● **What to do**
Locate every line in the material below that has the word "Time". Copy each of those lines.

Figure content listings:
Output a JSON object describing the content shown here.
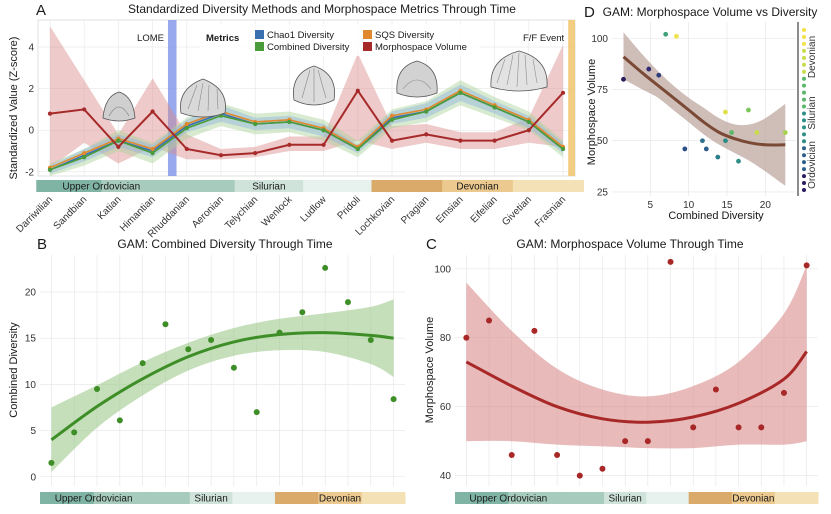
{
  "periods": [
    {
      "name": "Upper Ordovician",
      "color": "#7fb3a3"
    },
    {
      "name": "Silurian",
      "color": "#bcd8cf"
    },
    {
      "name": "Devonian",
      "color": "#d9aa6a"
    }
  ],
  "chart_data": [
    {
      "id": "A",
      "panel_label": "A",
      "type": "line",
      "title": "Standardized Diversity Methods and Morphospace Metrics Through Time",
      "xlabel": "",
      "ylabel": "Standardized Value (Z-score)",
      "ylim": [
        -2.2,
        5.3
      ],
      "yticks": [
        -2,
        0,
        2,
        4
      ],
      "grid": true,
      "legend_title": "Metrics",
      "legend_position": "top-center",
      "categories": [
        "Darriwilian",
        "Sandbian",
        "Katian",
        "Himantian",
        "Rhuddanian",
        "Aeronian",
        "Telychian",
        "Wenlock",
        "Ludlow",
        "Pridoli",
        "Lochkovian",
        "Pragian",
        "Emsian",
        "Eifelian",
        "Givetian",
        "Frasnian"
      ],
      "series": [
        {
          "name": "Chao1 Diversity",
          "color": "#3a6fb0",
          "values": [
            -1.9,
            -1.2,
            -0.5,
            -1.0,
            0.2,
            0.8,
            0.3,
            0.4,
            0.0,
            -0.9,
            0.6,
            0.9,
            1.8,
            1.1,
            0.4,
            -0.9
          ],
          "band_lower": [
            -2.1,
            -1.5,
            -0.8,
            -1.3,
            -0.1,
            0.4,
            0.0,
            0.1,
            -0.3,
            -1.1,
            0.3,
            0.6,
            1.4,
            0.8,
            0.1,
            -1.1
          ],
          "band_upper": [
            -1.7,
            -0.9,
            -0.2,
            -0.7,
            0.5,
            1.2,
            0.6,
            0.7,
            0.3,
            -0.7,
            0.9,
            1.3,
            2.2,
            1.4,
            0.7,
            -0.6
          ]
        },
        {
          "name": "SQS Diversity",
          "color": "#e0892c",
          "values": [
            -1.8,
            -1.1,
            -0.4,
            -0.9,
            0.3,
            0.9,
            0.4,
            0.5,
            0.1,
            -0.8,
            0.7,
            1.0,
            1.9,
            1.2,
            0.5,
            -0.8
          ]
        },
        {
          "name": "Combined Diversity",
          "color": "#4a9b3a",
          "values": [
            -1.9,
            -1.3,
            -0.5,
            -1.1,
            0.1,
            0.7,
            0.3,
            0.4,
            0.0,
            -0.9,
            0.5,
            0.9,
            1.8,
            1.1,
            0.4,
            -0.9
          ],
          "band_lower": [
            -2.2,
            -1.7,
            -1.0,
            -1.6,
            -0.4,
            0.2,
            -0.2,
            -0.1,
            -0.5,
            -1.3,
            0.1,
            0.4,
            1.2,
            0.6,
            0.0,
            -1.3
          ],
          "band_upper": [
            -1.6,
            -0.9,
            0.0,
            -0.6,
            0.6,
            1.3,
            0.8,
            0.9,
            0.5,
            -0.5,
            1.0,
            1.4,
            2.4,
            1.6,
            0.9,
            -0.5
          ]
        },
        {
          "name": "Morphospace Volume",
          "color": "#a72a2a",
          "values": [
            0.8,
            1.0,
            -0.8,
            0.9,
            -0.9,
            -1.2,
            -1.1,
            -0.7,
            -0.7,
            1.9,
            -0.5,
            -0.2,
            -0.5,
            -0.5,
            0.0,
            1.8
          ],
          "band_lower": [
            -1.8,
            -0.6,
            -1.6,
            -0.8,
            -1.4,
            -1.4,
            -1.3,
            -1.0,
            -1.0,
            -0.5,
            -0.9,
            -0.6,
            -0.9,
            -0.9,
            -0.6,
            -0.8
          ],
          "band_upper": [
            5.0,
            2.4,
            -0.2,
            2.5,
            -0.2,
            -0.9,
            -0.8,
            -0.3,
            -0.3,
            3.7,
            0.2,
            0.3,
            -0.1,
            -0.1,
            0.6,
            4.1
          ]
        }
      ],
      "annotations": [
        {
          "text": "LOME",
          "color": "#7f94e8",
          "between": [
            3,
            4
          ]
        },
        {
          "text": "F/F Event",
          "color": "#f1c46b",
          "between": [
            15,
            15.4
          ]
        }
      ],
      "period_bands": [
        {
          "period": "Upper Ordovician",
          "from": -0.4,
          "to": 3.4,
          "shades": [
            "#7fb3a3",
            "#a7cbbd"
          ]
        },
        {
          "period": "Silurian",
          "from": 3.4,
          "to": 9.4,
          "shades": [
            "#a7cbbd",
            "#cfe3db",
            "#e7f1ed"
          ]
        },
        {
          "period": "Devonian",
          "from": 9.4,
          "to": 15.6,
          "shades": [
            "#d9aa6a",
            "#ecc98f",
            "#f5e1b6"
          ]
        }
      ]
    },
    {
      "id": "B",
      "panel_label": "B",
      "type": "scatter",
      "title": "GAM: Combined Diversity Through Time",
      "xlabel": "",
      "ylabel": "Combined Diversity",
      "ylim": [
        -1,
        24
      ],
      "yticks": [
        0,
        5,
        10,
        15,
        20
      ],
      "grid": true,
      "point_color": "#3e8e27",
      "smooth_color": "#3e8e27",
      "band_color": "#9cc98a",
      "points": [
        [
          1,
          1.5
        ],
        [
          2,
          4.8
        ],
        [
          3,
          9.5
        ],
        [
          4,
          6.1
        ],
        [
          5,
          12.3
        ],
        [
          6,
          16.5
        ],
        [
          7,
          13.8
        ],
        [
          8,
          14.8
        ],
        [
          9,
          11.8
        ],
        [
          10,
          7.0
        ],
        [
          11,
          15.6
        ],
        [
          12,
          17.8
        ],
        [
          13,
          22.6
        ],
        [
          14,
          18.9
        ],
        [
          15,
          14.8
        ],
        [
          16,
          8.4
        ]
      ],
      "smooth": [
        [
          1,
          4.0
        ],
        [
          3,
          7.6
        ],
        [
          5,
          10.6
        ],
        [
          7,
          13.0
        ],
        [
          9,
          14.6
        ],
        [
          11,
          15.4
        ],
        [
          13,
          15.6
        ],
        [
          15,
          15.3
        ],
        [
          16,
          15.0
        ]
      ],
      "band_lower": [
        [
          1,
          0.5
        ],
        [
          3,
          5.3
        ],
        [
          5,
          8.8
        ],
        [
          7,
          11.5
        ],
        [
          9,
          13.1
        ],
        [
          11,
          13.7
        ],
        [
          13,
          13.5
        ],
        [
          15,
          12.2
        ],
        [
          16,
          10.8
        ]
      ],
      "band_upper": [
        [
          1,
          7.5
        ],
        [
          3,
          9.9
        ],
        [
          5,
          12.4
        ],
        [
          7,
          14.5
        ],
        [
          9,
          16.1
        ],
        [
          11,
          17.1
        ],
        [
          13,
          17.7
        ],
        [
          15,
          18.4
        ],
        [
          16,
          19.2
        ]
      ],
      "period_bands": [
        {
          "period": "Upper Ordovician",
          "from": 0.5,
          "to": 5.2
        },
        {
          "period": "Silurian",
          "from": 5.2,
          "to": 10.8
        },
        {
          "period": "Devonian",
          "from": 10.8,
          "to": 16.5
        }
      ]
    },
    {
      "id": "C",
      "panel_label": "C",
      "type": "scatter",
      "title": "GAM: Morphospace Volume Through Time",
      "xlabel": "",
      "ylabel": "Morphospace Volume",
      "ylim": [
        37,
        104
      ],
      "yticks": [
        40,
        60,
        80,
        100
      ],
      "grid": true,
      "point_color": "#a82828",
      "smooth_color": "#a82828",
      "band_color": "#d98c8c",
      "points": [
        [
          1,
          80
        ],
        [
          2,
          85
        ],
        [
          3,
          46
        ],
        [
          4,
          82
        ],
        [
          5,
          46
        ],
        [
          6,
          40
        ],
        [
          7,
          42
        ],
        [
          8,
          50
        ],
        [
          9,
          50
        ],
        [
          10,
          102
        ],
        [
          11,
          54
        ],
        [
          12,
          65
        ],
        [
          13,
          54
        ],
        [
          14,
          54
        ],
        [
          15,
          64
        ],
        [
          16,
          101
        ]
      ],
      "smooth": [
        [
          1,
          73
        ],
        [
          3,
          66
        ],
        [
          5,
          60
        ],
        [
          7,
          56.5
        ],
        [
          9,
          55.5
        ],
        [
          11,
          57
        ],
        [
          13,
          61
        ],
        [
          15,
          68
        ],
        [
          16,
          76
        ]
      ],
      "band_lower": [
        [
          1,
          50
        ],
        [
          3,
          50
        ],
        [
          5,
          49
        ],
        [
          7,
          48.5
        ],
        [
          9,
          48
        ],
        [
          11,
          48
        ],
        [
          13,
          49
        ],
        [
          15,
          49
        ],
        [
          16,
          50
        ]
      ],
      "band_upper": [
        [
          1,
          96
        ],
        [
          3,
          82
        ],
        [
          5,
          71
        ],
        [
          7,
          65
        ],
        [
          9,
          63
        ],
        [
          11,
          66
        ],
        [
          13,
          73
        ],
        [
          15,
          87
        ],
        [
          16,
          101
        ]
      ],
      "period_bands": [
        {
          "period": "Upper Ordovician",
          "from": 0.5,
          "to": 5.2
        },
        {
          "period": "Silurian",
          "from": 5.2,
          "to": 10.8
        },
        {
          "period": "Devonian",
          "from": 10.8,
          "to": 16.5
        }
      ]
    },
    {
      "id": "D",
      "panel_label": "D",
      "type": "scatter",
      "title": "GAM: Morphospace Volume vs Diversity",
      "xlabel": "Combined Diversity",
      "ylabel": "Morphospace Volume",
      "xlim": [
        0,
        24
      ],
      "ylim": [
        23,
        108
      ],
      "xticks": [
        5,
        10,
        15,
        20
      ],
      "yticks": [
        25,
        50,
        75,
        100
      ],
      "grid": true,
      "smooth_color": "#7a4a36",
      "band_color": "#b59a92",
      "colorbar": {
        "labels": [
          "Ordovician",
          "Silurian",
          "Devonian"
        ],
        "colors": [
          "#2b1c5e",
          "#2e5f8a",
          "#2f8f86",
          "#5bb86b",
          "#c9dc4a",
          "#f2e24a"
        ]
      },
      "points": [
        {
          "x": 1.5,
          "y": 80,
          "color": "#2b1c5e"
        },
        {
          "x": 4.8,
          "y": 85,
          "color": "#322a70"
        },
        {
          "x": 6.1,
          "y": 82,
          "color": "#2f3c7c"
        },
        {
          "x": 9.5,
          "y": 46,
          "color": "#2e4f86"
        },
        {
          "x": 12.3,
          "y": 46,
          "color": "#2e5f8a"
        },
        {
          "x": 11.8,
          "y": 50,
          "color": "#2d6f8c"
        },
        {
          "x": 13.8,
          "y": 42,
          "color": "#2b7f8b"
        },
        {
          "x": 14.8,
          "y": 50,
          "color": "#2a8c87"
        },
        {
          "x": 16.5,
          "y": 40,
          "color": "#2f8f86"
        },
        {
          "x": 7.0,
          "y": 102,
          "color": "#40a07a"
        },
        {
          "x": 15.6,
          "y": 54,
          "color": "#5bb86b"
        },
        {
          "x": 17.8,
          "y": 65,
          "color": "#7dc75a"
        },
        {
          "x": 22.6,
          "y": 54,
          "color": "#a6d24d"
        },
        {
          "x": 18.9,
          "y": 54,
          "color": "#c9dc4a"
        },
        {
          "x": 14.8,
          "y": 64,
          "color": "#e0df48"
        },
        {
          "x": 8.4,
          "y": 101,
          "color": "#f2e24a"
        }
      ],
      "smooth": [
        [
          1.5,
          91
        ],
        [
          4,
          83
        ],
        [
          6,
          77
        ],
        [
          8,
          71
        ],
        [
          10,
          65
        ],
        [
          12,
          59
        ],
        [
          14,
          54
        ],
        [
          16,
          51
        ],
        [
          18,
          49
        ],
        [
          20,
          48
        ],
        [
          22.6,
          48
        ]
      ],
      "band_lower": [
        [
          1.5,
          80
        ],
        [
          4,
          75
        ],
        [
          6,
          71
        ],
        [
          8,
          65
        ],
        [
          10,
          59
        ],
        [
          12,
          53
        ],
        [
          14,
          48
        ],
        [
          16,
          44
        ],
        [
          18,
          40
        ],
        [
          20,
          35
        ],
        [
          22.6,
          28
        ]
      ],
      "band_upper": [
        [
          1.5,
          103
        ],
        [
          4,
          92
        ],
        [
          6,
          84
        ],
        [
          8,
          77
        ],
        [
          10,
          71
        ],
        [
          12,
          66
        ],
        [
          14,
          61
        ],
        [
          16,
          58
        ],
        [
          18,
          58
        ],
        [
          20,
          61
        ],
        [
          22.6,
          68
        ]
      ]
    }
  ]
}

● **Answer in full**
      "title": "Standardized Diversity Methods and Morphospace Metrics Through Time",
      "title": "GAM: Combined Diversity Through Time",
      "title": "GAM: Morphospace Volume Through Time",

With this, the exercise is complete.